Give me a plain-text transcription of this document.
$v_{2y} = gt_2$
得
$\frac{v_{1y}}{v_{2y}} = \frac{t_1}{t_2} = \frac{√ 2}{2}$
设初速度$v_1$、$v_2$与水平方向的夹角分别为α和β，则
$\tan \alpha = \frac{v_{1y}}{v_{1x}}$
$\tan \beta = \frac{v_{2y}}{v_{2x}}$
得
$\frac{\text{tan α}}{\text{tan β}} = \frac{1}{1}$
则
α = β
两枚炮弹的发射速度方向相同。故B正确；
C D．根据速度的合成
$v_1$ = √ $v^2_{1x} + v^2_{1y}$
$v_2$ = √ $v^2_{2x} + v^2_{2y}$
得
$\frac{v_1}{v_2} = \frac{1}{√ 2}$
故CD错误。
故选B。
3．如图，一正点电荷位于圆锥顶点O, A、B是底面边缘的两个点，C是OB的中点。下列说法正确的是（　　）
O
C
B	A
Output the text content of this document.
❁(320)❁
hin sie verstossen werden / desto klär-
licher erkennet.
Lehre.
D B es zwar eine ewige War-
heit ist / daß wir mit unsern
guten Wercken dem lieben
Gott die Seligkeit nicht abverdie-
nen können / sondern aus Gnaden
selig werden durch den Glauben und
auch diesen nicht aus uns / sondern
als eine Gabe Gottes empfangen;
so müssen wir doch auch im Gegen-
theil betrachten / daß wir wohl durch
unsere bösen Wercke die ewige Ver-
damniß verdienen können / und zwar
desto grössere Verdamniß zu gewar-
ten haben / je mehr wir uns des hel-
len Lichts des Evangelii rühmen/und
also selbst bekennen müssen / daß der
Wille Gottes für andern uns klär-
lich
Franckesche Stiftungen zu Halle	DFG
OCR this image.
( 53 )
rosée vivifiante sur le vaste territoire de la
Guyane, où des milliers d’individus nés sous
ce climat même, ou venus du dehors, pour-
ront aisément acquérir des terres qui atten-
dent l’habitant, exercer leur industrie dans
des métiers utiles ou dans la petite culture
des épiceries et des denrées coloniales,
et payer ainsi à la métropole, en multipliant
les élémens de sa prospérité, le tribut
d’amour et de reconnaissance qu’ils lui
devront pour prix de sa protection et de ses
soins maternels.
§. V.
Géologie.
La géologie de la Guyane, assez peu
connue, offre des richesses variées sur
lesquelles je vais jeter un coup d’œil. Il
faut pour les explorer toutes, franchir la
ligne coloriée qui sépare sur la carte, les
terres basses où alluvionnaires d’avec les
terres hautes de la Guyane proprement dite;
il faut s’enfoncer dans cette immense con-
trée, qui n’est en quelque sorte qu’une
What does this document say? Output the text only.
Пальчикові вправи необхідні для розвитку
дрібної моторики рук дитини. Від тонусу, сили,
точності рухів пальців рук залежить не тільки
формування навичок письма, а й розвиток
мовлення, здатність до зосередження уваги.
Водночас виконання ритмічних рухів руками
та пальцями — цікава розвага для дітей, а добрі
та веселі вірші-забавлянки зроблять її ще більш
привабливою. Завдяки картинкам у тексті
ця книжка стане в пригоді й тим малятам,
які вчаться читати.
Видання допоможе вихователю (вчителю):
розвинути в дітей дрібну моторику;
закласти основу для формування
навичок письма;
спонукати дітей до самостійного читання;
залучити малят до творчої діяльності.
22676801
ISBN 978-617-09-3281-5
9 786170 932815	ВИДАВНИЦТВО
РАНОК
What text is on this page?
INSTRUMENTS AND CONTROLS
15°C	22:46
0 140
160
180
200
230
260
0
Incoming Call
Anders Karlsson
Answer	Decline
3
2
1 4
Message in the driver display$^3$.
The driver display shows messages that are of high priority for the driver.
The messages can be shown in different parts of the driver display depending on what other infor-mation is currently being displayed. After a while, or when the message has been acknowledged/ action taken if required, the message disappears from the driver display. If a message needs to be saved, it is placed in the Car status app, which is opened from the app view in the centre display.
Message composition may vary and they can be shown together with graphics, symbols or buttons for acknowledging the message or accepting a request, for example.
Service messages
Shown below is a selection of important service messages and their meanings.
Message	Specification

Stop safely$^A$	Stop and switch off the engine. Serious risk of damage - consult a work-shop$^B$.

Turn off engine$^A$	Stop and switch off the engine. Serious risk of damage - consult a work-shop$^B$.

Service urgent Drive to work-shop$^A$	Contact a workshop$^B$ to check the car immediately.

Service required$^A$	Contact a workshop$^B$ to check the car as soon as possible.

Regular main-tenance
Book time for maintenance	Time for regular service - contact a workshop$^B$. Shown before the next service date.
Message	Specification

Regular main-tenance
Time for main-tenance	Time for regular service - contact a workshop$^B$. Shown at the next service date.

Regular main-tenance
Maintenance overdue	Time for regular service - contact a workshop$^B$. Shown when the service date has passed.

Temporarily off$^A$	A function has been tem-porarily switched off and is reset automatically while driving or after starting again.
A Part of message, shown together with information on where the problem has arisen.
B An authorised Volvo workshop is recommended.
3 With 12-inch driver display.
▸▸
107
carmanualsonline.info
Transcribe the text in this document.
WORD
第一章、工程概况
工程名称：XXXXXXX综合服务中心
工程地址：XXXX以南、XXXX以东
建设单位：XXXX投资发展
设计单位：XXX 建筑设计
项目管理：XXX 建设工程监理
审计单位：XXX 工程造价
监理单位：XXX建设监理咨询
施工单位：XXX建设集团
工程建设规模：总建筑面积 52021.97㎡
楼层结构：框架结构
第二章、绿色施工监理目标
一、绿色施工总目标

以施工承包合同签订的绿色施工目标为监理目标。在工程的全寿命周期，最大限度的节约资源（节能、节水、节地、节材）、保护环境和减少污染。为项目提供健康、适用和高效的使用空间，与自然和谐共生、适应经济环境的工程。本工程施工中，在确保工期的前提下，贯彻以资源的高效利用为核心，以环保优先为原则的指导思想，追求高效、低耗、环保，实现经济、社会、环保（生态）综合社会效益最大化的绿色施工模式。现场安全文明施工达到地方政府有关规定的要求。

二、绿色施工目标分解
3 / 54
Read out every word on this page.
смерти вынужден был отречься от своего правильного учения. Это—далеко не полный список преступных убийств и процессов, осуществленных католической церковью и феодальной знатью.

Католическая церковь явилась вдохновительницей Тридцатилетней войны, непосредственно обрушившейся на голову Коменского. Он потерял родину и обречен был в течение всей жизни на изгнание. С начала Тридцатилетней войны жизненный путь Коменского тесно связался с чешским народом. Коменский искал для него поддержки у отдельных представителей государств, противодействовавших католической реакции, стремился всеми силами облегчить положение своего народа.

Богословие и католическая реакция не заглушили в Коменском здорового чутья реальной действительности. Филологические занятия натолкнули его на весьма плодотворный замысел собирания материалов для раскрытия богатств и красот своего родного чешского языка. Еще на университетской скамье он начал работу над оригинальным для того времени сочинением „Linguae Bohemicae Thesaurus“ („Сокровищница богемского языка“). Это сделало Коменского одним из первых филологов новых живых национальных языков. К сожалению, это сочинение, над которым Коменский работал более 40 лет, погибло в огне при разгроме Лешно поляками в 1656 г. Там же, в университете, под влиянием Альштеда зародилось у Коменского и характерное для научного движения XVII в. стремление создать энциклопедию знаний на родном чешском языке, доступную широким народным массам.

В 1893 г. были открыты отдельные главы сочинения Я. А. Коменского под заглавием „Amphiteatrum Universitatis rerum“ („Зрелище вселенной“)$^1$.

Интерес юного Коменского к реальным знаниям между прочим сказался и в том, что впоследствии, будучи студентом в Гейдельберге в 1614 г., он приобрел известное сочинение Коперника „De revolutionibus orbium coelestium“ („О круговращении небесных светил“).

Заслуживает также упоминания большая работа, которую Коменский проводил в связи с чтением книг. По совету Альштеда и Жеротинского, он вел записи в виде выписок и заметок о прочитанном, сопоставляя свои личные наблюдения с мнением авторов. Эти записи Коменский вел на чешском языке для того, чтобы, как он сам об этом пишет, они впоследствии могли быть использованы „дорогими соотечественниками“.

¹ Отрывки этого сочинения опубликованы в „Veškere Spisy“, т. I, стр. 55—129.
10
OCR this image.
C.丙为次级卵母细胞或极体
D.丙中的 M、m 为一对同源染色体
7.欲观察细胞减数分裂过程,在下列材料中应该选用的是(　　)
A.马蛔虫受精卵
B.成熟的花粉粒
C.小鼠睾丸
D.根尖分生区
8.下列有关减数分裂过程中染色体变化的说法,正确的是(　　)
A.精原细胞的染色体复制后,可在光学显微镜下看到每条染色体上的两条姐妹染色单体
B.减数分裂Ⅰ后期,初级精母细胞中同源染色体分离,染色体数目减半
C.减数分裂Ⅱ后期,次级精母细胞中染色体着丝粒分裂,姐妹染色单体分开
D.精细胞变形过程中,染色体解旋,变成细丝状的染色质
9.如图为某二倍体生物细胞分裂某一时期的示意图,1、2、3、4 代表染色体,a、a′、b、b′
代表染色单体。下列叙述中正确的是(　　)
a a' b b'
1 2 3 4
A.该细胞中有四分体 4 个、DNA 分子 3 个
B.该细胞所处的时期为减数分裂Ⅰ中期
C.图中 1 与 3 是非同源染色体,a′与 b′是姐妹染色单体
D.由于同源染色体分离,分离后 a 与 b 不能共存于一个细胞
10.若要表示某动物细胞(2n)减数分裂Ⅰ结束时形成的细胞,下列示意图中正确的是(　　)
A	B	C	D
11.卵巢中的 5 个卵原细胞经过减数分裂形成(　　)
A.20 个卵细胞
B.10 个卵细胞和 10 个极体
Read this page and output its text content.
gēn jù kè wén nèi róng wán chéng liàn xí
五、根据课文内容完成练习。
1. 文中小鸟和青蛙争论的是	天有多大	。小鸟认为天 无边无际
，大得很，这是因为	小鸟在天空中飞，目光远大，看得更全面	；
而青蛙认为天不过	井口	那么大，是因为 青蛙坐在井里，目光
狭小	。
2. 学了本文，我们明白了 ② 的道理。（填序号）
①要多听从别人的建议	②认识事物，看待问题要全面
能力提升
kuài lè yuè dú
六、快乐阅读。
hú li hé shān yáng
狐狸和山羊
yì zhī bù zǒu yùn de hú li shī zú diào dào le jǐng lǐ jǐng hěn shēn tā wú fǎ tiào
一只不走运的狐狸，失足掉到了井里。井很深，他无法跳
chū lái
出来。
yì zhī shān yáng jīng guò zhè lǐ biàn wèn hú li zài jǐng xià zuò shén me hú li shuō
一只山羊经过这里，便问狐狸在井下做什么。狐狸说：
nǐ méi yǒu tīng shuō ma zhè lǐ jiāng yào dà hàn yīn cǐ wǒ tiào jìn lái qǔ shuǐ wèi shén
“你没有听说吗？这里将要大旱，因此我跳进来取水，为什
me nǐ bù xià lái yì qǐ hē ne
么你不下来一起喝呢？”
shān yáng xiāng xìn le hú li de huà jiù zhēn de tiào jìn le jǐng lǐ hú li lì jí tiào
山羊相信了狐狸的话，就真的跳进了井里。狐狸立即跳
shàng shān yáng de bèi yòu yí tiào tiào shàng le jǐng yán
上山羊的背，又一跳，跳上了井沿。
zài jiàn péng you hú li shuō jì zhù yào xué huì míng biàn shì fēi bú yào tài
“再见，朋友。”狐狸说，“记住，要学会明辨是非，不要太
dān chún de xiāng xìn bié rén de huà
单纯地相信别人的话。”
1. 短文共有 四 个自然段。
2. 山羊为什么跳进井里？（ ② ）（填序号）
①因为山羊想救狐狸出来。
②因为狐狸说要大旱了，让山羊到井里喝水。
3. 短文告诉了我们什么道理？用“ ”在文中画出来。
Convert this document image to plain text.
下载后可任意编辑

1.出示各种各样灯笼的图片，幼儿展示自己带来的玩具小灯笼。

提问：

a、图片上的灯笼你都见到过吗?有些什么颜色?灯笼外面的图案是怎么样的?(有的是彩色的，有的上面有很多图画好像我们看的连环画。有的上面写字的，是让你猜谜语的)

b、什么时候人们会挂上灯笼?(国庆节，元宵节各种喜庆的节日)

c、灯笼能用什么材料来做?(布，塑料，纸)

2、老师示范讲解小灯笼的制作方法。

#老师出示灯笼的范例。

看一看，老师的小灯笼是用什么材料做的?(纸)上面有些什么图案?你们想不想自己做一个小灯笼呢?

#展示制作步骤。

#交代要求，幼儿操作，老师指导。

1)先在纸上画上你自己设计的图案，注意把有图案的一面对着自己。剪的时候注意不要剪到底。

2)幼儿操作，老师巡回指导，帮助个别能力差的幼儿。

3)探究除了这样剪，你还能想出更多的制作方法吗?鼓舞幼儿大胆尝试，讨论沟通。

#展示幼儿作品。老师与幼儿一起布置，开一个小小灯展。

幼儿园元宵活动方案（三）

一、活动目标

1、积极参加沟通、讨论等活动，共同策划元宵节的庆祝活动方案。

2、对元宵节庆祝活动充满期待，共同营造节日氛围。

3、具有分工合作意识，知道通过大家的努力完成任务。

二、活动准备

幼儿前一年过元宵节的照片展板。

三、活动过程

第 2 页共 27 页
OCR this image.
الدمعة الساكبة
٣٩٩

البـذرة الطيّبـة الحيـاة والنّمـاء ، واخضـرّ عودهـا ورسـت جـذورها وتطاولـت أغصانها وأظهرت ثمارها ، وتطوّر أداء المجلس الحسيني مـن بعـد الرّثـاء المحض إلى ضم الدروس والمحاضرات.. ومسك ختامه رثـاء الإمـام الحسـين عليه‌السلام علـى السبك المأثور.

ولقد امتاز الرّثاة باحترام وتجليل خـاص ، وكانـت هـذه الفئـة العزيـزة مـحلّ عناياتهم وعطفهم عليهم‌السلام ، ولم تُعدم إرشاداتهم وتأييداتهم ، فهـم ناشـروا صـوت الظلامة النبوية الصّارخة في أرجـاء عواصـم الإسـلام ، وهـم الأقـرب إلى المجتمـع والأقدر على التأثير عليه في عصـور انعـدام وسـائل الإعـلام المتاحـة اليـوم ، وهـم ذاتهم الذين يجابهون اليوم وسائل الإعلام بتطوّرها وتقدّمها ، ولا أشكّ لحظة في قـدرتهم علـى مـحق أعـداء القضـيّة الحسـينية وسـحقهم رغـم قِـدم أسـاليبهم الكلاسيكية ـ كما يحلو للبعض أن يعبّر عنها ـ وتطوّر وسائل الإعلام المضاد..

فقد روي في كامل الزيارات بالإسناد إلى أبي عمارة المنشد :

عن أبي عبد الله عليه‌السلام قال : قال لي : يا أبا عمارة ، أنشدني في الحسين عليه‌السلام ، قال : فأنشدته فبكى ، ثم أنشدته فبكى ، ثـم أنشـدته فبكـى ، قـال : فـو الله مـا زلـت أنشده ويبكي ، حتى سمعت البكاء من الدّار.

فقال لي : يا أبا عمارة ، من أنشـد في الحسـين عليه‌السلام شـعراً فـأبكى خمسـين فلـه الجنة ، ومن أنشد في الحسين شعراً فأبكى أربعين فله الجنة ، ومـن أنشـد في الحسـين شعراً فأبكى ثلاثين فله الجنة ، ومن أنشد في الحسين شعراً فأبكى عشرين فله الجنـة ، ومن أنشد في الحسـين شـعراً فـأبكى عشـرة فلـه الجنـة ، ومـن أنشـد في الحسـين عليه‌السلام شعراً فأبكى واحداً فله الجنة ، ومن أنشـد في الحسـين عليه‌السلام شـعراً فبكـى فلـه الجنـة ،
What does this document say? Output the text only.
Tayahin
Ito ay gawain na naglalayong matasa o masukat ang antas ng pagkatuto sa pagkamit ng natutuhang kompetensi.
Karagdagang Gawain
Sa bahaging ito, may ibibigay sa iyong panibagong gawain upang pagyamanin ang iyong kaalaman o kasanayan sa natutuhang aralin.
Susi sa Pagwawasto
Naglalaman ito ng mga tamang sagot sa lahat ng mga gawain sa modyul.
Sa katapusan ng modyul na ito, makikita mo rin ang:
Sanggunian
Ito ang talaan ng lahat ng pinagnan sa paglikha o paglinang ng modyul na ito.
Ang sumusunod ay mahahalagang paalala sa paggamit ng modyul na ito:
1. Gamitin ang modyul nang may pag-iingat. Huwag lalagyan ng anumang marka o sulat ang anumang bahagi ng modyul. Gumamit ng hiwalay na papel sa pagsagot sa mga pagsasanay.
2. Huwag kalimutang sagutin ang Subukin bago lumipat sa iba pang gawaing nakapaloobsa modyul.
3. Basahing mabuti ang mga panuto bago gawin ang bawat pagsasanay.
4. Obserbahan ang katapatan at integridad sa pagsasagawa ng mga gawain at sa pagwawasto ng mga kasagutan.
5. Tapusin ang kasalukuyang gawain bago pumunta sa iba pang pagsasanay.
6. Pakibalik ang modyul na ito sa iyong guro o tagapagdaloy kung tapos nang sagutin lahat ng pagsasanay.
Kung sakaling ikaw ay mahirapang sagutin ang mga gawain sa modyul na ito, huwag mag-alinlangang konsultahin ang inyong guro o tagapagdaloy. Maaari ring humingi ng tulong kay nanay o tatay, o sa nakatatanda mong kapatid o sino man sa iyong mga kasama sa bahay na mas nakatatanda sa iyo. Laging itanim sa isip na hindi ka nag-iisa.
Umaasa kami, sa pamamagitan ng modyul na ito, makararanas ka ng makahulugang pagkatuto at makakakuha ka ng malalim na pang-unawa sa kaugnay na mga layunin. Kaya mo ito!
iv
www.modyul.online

★ ★ ★ ★ ★

__Problem__. Copy each line that holds the word "engine".

__Reply to the task__.
Stop safely$^A$	Stop and switch off the engine. Serious risk of damage - consult a work-shop$^B$.
Turn off engine$^A$	Stop and switch off the engine. Serious risk of damage - consult a work-shop$^B$.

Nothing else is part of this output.